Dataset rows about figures

* * * *

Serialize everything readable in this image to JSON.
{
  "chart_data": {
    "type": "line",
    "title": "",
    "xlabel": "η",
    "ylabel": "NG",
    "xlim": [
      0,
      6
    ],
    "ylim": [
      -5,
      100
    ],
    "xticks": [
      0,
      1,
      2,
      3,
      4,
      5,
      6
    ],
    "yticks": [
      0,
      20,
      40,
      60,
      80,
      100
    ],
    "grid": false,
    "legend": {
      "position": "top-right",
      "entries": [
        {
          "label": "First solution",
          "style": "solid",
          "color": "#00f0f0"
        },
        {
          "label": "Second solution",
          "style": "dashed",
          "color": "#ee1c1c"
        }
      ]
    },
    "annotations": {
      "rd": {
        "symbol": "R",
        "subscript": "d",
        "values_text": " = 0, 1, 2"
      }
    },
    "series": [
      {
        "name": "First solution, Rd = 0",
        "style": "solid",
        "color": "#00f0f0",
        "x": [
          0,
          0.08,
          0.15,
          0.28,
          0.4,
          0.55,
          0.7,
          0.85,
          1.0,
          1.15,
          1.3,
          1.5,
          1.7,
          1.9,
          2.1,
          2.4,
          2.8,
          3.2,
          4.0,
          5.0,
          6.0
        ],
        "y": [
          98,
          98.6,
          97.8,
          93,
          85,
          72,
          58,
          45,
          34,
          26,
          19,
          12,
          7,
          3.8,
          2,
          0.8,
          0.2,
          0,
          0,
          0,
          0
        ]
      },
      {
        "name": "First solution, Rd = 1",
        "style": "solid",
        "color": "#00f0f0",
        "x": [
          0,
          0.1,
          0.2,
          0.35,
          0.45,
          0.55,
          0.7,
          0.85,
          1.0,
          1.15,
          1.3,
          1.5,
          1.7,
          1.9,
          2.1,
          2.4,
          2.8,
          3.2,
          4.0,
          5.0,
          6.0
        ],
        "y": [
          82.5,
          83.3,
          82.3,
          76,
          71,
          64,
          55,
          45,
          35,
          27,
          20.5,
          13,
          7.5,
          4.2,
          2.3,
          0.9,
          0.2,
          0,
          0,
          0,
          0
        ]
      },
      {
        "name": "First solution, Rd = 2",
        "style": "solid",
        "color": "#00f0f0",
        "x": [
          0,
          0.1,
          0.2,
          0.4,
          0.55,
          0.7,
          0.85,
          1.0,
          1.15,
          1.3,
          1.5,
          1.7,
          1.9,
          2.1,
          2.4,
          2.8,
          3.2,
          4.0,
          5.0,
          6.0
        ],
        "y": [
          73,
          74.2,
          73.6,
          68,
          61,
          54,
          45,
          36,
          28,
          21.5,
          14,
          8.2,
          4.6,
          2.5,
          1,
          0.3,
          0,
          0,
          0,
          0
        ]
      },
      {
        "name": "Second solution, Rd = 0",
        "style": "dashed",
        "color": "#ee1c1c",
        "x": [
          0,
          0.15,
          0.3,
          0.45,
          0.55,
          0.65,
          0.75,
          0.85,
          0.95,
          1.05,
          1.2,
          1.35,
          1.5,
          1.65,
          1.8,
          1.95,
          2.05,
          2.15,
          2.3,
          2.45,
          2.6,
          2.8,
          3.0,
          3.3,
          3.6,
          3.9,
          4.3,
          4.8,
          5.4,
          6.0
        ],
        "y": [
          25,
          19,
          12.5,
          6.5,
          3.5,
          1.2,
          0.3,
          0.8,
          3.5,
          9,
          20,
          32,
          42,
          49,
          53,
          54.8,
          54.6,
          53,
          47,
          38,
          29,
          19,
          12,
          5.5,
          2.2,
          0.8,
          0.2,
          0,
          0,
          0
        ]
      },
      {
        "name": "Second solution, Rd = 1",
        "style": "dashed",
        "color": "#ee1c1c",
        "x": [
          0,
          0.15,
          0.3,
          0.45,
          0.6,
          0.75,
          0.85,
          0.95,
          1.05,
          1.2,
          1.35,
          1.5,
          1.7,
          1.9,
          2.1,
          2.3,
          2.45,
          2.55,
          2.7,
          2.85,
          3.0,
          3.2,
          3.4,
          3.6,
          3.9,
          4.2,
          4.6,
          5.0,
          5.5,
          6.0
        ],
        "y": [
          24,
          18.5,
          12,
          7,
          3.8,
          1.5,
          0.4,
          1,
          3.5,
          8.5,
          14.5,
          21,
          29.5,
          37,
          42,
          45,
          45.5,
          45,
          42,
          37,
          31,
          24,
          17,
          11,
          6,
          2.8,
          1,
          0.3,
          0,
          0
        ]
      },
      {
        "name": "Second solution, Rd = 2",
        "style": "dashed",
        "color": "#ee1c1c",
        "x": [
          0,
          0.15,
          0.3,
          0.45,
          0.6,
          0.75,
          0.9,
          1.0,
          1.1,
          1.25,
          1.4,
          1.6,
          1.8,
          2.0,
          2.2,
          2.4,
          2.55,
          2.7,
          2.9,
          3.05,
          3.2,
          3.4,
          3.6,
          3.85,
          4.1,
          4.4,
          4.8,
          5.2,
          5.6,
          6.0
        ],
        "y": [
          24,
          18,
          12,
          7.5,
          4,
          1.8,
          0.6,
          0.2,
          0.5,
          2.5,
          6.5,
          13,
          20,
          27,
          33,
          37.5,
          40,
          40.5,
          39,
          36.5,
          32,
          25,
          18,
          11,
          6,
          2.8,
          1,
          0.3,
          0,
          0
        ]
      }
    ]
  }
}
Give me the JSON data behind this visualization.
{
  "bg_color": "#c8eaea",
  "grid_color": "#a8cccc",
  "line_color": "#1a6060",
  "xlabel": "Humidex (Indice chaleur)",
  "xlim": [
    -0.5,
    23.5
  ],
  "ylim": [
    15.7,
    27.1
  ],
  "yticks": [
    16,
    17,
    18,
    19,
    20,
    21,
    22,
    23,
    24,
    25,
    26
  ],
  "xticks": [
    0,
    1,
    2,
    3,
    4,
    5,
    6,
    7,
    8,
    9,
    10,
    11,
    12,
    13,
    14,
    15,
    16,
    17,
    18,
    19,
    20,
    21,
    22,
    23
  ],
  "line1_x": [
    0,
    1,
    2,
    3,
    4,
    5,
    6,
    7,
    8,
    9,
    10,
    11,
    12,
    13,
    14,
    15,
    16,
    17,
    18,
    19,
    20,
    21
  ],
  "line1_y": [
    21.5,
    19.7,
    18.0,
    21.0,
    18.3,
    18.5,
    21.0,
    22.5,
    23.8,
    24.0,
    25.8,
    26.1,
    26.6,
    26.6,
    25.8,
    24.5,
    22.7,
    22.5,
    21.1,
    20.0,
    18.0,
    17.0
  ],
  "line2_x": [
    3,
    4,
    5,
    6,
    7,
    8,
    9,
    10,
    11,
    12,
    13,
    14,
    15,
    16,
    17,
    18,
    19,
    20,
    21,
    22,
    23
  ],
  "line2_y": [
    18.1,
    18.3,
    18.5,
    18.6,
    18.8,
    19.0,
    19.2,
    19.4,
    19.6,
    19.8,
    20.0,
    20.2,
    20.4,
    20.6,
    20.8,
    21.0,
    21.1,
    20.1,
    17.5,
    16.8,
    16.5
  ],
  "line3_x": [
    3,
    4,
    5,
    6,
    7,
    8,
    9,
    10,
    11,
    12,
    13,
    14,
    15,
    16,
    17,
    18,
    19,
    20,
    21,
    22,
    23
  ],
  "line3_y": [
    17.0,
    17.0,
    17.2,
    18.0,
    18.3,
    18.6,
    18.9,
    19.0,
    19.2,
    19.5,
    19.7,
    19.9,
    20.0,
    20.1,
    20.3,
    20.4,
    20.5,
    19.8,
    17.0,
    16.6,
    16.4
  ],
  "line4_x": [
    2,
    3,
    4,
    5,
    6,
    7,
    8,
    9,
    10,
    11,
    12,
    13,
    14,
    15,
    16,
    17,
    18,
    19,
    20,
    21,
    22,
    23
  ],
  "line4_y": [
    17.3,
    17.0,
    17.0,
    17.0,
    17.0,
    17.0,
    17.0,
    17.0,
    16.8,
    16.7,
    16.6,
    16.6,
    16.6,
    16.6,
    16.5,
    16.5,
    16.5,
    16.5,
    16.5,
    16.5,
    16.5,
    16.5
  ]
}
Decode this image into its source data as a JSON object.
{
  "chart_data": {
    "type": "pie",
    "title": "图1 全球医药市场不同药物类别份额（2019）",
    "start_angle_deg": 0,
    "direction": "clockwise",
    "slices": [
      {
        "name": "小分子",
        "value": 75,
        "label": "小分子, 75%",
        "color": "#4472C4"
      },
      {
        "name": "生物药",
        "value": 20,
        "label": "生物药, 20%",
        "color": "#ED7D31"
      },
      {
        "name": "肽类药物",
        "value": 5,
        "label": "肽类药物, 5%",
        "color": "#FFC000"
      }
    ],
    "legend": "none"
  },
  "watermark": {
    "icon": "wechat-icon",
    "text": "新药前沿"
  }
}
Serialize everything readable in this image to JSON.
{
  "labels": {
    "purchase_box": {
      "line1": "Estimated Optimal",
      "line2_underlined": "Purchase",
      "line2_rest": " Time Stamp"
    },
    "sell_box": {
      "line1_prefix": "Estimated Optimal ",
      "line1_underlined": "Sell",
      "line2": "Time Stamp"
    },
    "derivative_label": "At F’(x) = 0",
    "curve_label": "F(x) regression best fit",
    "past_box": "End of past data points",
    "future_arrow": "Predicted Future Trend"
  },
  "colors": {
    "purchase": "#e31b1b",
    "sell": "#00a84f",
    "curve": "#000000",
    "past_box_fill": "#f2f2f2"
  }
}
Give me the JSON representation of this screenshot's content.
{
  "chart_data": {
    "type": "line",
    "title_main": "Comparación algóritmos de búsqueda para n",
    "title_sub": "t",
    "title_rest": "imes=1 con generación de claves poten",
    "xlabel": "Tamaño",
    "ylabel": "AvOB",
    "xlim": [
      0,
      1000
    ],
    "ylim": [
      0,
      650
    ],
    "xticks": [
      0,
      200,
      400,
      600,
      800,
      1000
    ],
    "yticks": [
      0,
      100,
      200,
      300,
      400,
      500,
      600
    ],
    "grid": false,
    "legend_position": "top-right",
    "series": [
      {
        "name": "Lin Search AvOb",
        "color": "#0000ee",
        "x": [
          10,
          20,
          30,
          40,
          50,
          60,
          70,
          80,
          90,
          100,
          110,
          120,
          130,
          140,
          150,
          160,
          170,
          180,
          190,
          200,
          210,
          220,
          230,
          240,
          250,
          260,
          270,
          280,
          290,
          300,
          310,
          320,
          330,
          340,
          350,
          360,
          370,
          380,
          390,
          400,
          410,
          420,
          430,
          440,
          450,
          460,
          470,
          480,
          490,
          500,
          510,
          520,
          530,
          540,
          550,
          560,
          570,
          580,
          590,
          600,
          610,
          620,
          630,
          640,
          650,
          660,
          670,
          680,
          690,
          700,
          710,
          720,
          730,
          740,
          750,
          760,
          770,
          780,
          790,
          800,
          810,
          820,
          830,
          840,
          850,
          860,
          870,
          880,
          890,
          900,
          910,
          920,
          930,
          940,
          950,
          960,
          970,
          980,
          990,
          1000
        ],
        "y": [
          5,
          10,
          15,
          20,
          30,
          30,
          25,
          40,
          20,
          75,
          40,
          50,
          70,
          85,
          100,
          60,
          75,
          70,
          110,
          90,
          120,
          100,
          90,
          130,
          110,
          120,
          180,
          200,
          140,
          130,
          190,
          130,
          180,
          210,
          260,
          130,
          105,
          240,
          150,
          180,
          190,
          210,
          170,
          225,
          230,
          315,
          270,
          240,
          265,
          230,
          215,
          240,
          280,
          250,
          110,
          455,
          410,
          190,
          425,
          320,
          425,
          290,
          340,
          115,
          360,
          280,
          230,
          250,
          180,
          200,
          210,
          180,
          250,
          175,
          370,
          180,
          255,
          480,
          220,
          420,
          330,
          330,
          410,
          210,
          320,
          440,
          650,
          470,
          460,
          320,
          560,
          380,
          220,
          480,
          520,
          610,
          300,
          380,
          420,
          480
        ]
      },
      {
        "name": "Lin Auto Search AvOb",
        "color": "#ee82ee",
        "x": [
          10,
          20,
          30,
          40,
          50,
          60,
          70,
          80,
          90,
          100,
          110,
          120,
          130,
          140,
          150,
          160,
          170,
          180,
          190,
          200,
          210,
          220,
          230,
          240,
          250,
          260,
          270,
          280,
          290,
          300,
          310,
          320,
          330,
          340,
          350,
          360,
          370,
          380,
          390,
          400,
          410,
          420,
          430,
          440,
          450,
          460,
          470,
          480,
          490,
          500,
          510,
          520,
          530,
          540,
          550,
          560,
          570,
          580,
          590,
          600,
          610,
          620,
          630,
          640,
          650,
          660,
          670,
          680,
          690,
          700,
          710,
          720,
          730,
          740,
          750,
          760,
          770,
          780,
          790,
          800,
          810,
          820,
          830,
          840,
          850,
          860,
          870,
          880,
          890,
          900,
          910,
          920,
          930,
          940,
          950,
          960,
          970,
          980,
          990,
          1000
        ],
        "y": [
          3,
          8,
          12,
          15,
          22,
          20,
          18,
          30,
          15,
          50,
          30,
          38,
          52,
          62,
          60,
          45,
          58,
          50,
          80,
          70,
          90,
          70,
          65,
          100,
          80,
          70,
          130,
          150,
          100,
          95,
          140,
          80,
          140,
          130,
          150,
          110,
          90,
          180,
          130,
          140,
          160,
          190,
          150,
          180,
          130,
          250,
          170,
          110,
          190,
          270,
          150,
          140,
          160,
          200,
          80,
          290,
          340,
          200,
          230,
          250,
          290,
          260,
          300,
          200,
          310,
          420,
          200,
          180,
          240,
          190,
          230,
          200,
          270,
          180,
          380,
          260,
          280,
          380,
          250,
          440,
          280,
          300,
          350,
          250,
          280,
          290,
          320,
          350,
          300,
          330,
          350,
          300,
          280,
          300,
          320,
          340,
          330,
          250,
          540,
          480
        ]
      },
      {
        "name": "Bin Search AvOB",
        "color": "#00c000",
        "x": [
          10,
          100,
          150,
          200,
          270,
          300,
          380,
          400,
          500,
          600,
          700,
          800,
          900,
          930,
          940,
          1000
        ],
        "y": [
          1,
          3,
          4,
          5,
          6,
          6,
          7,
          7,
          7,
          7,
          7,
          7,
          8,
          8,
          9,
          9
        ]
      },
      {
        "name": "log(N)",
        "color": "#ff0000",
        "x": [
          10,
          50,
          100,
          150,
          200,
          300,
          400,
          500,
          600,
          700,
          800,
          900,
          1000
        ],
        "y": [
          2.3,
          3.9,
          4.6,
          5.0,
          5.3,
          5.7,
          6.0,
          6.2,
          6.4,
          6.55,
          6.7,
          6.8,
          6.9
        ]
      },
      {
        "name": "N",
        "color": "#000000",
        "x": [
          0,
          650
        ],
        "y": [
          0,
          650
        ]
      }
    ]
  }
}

* * * *

[WHAT IS REQUIRED] Report how many lines contain "Estimated". Give nothing but the number.

[TASK OUTPUT] 2